## TASK MATERIAL:
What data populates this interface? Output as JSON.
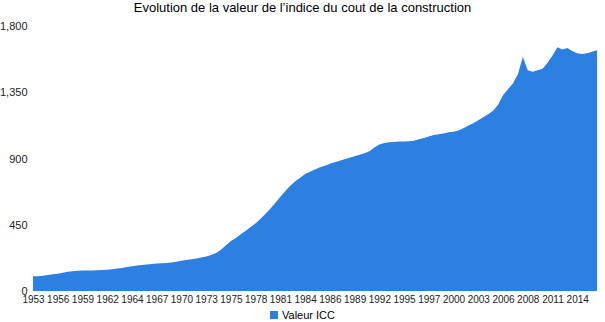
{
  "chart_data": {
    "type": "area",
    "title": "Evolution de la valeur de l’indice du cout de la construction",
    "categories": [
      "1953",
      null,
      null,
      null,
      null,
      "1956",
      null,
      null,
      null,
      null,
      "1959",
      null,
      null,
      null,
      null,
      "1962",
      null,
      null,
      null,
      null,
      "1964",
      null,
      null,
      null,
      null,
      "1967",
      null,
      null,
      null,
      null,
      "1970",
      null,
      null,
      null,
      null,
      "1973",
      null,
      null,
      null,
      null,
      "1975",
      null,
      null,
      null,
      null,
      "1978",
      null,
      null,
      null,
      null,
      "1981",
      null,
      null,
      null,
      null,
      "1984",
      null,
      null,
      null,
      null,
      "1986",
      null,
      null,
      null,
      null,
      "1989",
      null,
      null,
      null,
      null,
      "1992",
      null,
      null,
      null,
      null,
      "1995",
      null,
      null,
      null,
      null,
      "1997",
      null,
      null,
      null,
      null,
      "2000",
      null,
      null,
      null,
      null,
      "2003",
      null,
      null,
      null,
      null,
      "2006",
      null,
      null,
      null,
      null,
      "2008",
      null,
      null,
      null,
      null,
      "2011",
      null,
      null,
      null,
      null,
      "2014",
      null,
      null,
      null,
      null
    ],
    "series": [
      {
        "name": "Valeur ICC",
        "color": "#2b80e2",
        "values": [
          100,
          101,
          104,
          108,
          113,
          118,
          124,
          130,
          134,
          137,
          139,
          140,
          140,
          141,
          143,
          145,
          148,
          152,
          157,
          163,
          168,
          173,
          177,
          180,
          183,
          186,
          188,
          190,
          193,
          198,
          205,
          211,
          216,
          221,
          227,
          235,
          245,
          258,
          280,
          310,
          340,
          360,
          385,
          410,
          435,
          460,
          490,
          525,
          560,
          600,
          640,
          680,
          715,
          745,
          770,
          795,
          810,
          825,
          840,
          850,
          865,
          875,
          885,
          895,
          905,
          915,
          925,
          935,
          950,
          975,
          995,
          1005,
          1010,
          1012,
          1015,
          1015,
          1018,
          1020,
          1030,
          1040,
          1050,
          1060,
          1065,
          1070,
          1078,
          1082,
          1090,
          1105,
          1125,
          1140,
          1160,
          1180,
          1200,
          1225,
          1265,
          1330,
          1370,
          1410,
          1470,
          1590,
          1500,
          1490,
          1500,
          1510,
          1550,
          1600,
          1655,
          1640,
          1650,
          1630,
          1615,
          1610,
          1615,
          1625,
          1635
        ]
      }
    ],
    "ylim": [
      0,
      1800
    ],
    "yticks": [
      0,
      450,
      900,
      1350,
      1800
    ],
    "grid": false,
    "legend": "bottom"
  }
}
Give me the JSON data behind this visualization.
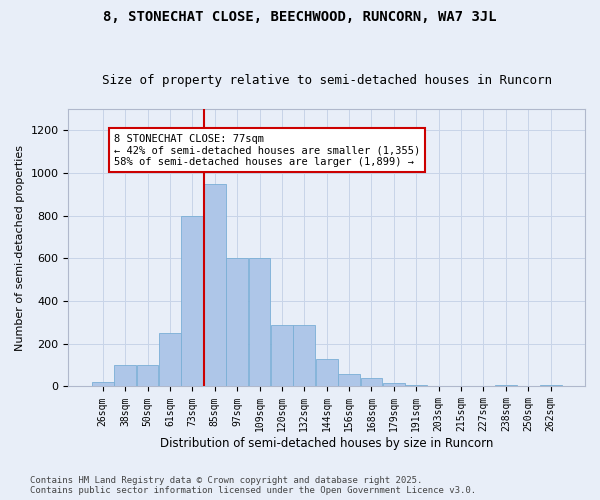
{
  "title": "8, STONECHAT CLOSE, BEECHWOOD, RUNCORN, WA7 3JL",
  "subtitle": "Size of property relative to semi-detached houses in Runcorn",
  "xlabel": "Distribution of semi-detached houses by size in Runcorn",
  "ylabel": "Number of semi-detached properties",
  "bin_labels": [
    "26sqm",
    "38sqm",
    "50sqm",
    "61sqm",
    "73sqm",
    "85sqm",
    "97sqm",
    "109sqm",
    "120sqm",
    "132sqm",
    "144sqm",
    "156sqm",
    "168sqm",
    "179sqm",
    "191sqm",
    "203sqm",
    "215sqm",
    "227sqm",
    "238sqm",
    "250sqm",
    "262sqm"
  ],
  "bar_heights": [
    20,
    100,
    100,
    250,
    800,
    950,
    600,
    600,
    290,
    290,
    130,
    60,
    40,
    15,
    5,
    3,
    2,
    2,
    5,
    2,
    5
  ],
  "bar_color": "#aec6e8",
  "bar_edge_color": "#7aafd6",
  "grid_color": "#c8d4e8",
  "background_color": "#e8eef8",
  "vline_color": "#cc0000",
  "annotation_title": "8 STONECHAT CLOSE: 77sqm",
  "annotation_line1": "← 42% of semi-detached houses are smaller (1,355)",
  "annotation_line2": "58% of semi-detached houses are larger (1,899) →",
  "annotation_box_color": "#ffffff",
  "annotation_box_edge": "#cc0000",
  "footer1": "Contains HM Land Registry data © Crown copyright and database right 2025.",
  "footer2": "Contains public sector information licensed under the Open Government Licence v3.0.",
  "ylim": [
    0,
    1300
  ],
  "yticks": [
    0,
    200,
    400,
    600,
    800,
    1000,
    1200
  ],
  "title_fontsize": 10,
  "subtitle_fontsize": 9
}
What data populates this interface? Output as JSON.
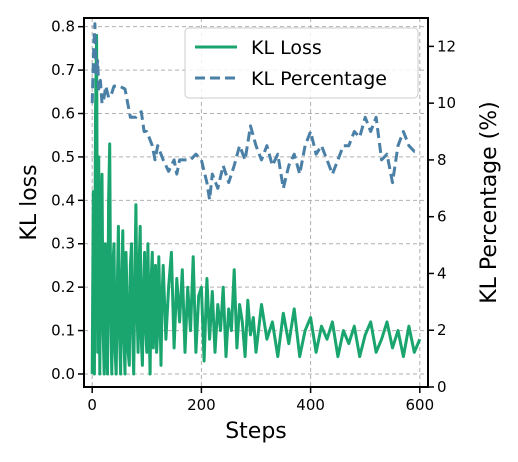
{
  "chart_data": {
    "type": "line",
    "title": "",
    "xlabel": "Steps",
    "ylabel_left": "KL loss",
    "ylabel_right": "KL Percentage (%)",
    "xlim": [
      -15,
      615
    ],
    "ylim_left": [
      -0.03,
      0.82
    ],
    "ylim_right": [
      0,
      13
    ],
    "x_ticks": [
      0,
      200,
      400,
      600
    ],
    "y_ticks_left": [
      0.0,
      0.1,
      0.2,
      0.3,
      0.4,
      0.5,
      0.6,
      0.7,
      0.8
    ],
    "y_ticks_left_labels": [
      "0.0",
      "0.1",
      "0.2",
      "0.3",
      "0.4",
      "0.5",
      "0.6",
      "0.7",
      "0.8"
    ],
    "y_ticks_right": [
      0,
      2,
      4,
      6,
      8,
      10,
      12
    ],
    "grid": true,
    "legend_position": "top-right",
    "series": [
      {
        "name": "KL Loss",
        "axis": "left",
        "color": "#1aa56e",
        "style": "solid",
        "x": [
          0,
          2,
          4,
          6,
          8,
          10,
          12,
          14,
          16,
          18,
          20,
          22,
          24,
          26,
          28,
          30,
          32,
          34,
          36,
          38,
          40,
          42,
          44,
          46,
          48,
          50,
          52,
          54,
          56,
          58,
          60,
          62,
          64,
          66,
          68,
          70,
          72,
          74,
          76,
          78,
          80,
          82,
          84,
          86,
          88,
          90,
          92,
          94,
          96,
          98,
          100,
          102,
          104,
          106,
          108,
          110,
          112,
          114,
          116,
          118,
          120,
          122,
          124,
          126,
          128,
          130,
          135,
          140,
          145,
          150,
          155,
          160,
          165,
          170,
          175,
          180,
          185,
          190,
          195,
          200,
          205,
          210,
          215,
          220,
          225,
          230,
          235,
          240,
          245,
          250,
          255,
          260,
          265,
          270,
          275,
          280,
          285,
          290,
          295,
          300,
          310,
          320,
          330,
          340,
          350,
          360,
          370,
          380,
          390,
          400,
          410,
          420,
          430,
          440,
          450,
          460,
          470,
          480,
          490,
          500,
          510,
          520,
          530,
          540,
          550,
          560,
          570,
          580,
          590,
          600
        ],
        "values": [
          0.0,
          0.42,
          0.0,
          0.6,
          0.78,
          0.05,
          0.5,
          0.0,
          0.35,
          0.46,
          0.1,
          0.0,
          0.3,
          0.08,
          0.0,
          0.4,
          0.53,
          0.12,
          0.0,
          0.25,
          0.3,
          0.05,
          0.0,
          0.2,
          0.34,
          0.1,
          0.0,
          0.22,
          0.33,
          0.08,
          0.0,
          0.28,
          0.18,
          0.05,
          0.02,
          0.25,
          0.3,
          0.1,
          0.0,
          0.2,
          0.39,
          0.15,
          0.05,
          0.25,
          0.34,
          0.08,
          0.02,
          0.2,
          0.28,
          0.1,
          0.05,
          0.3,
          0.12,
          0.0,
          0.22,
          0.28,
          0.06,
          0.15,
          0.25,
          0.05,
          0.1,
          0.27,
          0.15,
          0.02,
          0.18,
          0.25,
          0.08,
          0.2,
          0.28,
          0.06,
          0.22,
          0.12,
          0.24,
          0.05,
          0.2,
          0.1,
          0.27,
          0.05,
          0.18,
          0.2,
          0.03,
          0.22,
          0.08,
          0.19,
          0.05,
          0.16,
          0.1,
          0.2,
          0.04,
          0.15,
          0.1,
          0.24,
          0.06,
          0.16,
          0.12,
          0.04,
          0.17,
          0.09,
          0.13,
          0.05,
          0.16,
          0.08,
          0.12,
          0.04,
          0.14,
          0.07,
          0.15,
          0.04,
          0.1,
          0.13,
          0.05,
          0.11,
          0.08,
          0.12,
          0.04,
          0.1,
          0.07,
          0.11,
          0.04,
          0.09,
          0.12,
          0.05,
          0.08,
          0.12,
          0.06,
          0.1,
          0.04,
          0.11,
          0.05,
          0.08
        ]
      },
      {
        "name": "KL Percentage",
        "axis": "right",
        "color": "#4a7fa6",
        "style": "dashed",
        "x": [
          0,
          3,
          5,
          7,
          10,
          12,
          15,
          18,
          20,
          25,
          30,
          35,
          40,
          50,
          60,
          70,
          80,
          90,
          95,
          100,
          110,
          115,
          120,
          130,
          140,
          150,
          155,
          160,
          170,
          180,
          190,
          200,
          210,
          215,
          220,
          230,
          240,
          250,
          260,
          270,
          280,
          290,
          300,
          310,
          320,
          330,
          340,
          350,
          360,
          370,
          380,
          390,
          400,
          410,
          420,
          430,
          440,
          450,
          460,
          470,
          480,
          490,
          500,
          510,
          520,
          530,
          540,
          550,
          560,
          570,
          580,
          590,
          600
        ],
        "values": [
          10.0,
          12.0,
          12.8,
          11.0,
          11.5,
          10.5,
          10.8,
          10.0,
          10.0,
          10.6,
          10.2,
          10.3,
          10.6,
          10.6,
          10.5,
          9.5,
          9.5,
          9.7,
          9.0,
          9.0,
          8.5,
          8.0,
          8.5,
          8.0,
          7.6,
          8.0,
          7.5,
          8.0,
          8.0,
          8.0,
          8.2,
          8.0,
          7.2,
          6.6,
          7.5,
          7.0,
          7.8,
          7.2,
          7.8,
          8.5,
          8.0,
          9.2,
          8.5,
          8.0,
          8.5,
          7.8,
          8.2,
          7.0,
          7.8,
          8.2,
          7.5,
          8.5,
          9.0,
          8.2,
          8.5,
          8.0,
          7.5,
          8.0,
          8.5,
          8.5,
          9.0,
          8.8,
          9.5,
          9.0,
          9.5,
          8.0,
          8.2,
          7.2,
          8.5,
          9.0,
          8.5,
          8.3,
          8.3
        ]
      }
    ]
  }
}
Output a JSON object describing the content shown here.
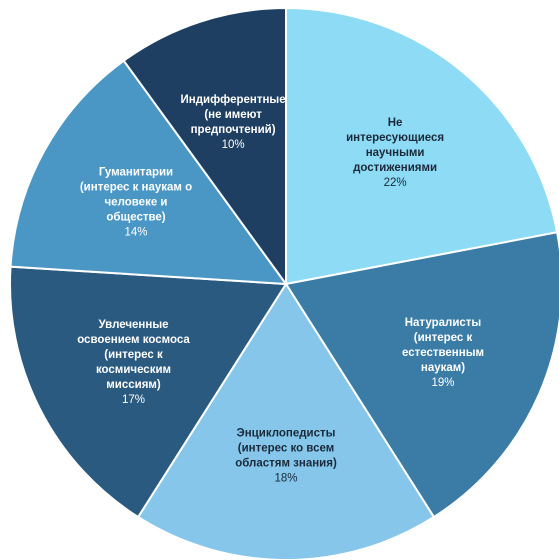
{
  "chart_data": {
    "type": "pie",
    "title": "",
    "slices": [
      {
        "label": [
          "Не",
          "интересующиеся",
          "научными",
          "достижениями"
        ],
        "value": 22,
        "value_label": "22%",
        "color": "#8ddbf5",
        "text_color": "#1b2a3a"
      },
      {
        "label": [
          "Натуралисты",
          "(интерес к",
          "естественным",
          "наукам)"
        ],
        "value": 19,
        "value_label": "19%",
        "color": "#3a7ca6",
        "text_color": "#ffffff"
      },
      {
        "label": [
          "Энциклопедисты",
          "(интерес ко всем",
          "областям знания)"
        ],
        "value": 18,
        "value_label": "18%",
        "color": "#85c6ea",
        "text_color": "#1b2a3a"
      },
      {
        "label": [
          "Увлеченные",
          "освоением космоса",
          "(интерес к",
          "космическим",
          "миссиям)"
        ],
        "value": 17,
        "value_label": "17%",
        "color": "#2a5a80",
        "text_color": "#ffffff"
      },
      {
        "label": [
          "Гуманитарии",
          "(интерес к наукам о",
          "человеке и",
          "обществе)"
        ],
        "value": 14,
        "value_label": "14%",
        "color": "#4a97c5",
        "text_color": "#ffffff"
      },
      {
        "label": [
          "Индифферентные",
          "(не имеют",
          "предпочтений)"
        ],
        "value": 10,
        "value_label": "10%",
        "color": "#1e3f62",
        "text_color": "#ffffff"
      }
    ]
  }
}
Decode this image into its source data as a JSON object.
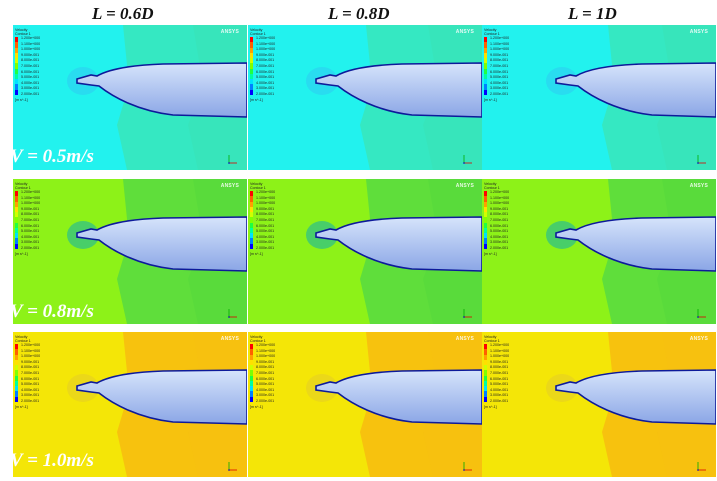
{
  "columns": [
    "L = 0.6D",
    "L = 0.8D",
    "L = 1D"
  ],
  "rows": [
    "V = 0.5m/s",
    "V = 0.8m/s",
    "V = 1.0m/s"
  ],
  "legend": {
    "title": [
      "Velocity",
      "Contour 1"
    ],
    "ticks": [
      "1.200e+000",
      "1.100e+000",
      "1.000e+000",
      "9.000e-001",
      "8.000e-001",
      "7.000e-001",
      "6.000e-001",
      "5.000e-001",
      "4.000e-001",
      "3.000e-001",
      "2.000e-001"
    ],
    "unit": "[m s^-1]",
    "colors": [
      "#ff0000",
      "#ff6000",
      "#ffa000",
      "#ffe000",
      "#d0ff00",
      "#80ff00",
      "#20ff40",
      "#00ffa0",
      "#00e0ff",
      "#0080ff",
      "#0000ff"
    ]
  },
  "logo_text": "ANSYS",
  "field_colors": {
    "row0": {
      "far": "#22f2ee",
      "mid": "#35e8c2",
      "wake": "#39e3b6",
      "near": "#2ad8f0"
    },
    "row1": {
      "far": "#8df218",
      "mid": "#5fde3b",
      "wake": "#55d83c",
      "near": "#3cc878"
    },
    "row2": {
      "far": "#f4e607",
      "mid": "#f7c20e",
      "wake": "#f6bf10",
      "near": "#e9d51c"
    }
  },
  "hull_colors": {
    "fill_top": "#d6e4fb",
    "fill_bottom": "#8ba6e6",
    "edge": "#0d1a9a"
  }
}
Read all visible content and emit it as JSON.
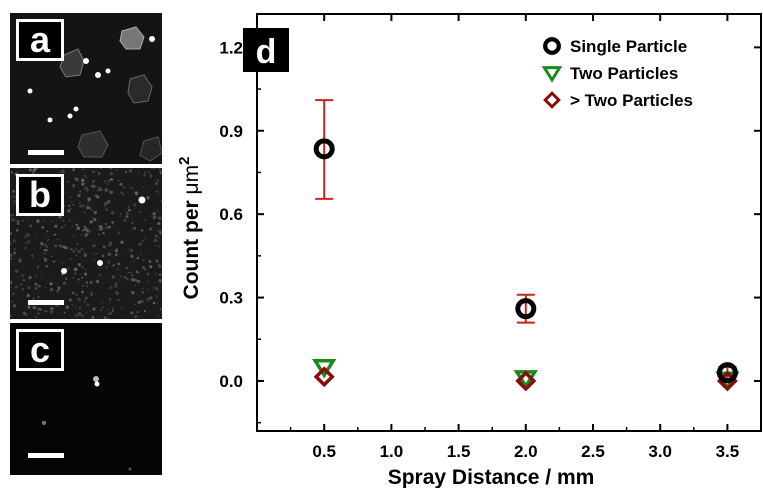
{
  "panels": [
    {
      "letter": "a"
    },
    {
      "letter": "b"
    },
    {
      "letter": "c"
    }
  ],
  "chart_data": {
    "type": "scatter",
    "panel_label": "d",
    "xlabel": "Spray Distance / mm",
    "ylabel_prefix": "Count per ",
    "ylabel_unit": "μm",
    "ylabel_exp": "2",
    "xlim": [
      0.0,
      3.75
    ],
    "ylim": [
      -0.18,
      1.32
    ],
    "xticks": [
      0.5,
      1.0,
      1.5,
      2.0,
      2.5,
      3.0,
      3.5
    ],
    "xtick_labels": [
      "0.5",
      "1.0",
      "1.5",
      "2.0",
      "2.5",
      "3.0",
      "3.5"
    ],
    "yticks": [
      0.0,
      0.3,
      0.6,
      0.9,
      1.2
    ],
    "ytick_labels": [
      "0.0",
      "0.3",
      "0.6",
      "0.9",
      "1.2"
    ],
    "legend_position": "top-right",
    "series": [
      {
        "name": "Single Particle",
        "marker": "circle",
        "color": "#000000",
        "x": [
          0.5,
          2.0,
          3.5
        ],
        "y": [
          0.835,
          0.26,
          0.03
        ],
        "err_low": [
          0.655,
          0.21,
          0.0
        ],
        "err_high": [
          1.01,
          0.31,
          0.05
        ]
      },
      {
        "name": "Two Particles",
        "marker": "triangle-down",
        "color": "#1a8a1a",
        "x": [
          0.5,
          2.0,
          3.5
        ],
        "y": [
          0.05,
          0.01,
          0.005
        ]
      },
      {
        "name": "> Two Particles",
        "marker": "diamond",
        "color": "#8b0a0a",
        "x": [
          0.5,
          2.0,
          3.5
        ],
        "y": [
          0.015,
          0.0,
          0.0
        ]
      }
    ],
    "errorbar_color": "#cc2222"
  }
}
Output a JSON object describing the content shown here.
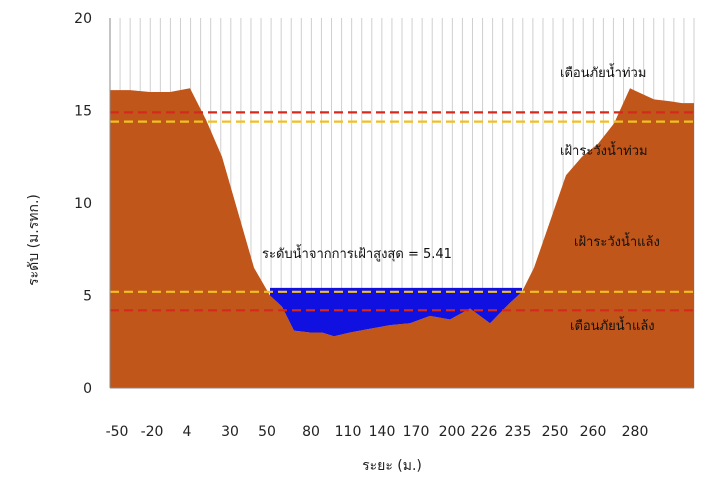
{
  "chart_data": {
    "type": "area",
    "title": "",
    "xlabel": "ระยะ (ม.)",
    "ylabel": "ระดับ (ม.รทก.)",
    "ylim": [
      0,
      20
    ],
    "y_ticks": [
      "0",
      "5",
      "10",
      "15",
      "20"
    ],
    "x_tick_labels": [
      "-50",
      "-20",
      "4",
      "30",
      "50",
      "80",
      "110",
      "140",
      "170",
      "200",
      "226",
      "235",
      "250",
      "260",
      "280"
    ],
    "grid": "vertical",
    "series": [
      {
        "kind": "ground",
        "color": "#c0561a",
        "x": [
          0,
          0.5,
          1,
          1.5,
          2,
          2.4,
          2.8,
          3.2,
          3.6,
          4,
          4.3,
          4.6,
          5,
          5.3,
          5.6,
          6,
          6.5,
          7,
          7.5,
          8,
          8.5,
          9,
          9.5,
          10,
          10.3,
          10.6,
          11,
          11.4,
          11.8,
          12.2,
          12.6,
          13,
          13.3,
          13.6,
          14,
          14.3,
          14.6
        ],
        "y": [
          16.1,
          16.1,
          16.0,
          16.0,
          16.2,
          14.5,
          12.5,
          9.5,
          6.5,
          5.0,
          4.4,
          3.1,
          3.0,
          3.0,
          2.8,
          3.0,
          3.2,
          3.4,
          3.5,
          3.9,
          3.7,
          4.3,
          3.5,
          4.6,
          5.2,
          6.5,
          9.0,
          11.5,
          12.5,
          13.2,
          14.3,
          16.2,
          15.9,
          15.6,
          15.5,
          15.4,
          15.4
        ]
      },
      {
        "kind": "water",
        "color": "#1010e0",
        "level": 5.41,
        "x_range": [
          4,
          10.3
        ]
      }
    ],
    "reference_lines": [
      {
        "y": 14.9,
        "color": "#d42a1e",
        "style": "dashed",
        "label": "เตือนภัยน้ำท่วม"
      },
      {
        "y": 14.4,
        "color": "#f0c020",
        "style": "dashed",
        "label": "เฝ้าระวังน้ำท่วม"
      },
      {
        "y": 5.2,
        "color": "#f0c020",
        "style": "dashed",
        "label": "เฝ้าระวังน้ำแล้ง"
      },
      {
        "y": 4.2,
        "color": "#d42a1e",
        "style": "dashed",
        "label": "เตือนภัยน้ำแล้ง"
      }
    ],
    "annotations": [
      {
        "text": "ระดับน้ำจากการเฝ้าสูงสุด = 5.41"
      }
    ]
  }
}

## DIRECTIONS:
Collect each line above holding the string "xlabel".

## SOLUTION TO THIS EXERCISE:
  "xlabel": "Distribution of semi-detached houses by size in Runcorn",
    "xlabel": "Steps",
    "xlabel": "Spray Distance / mm",
    "xlabel": "ระยะ (ม.)",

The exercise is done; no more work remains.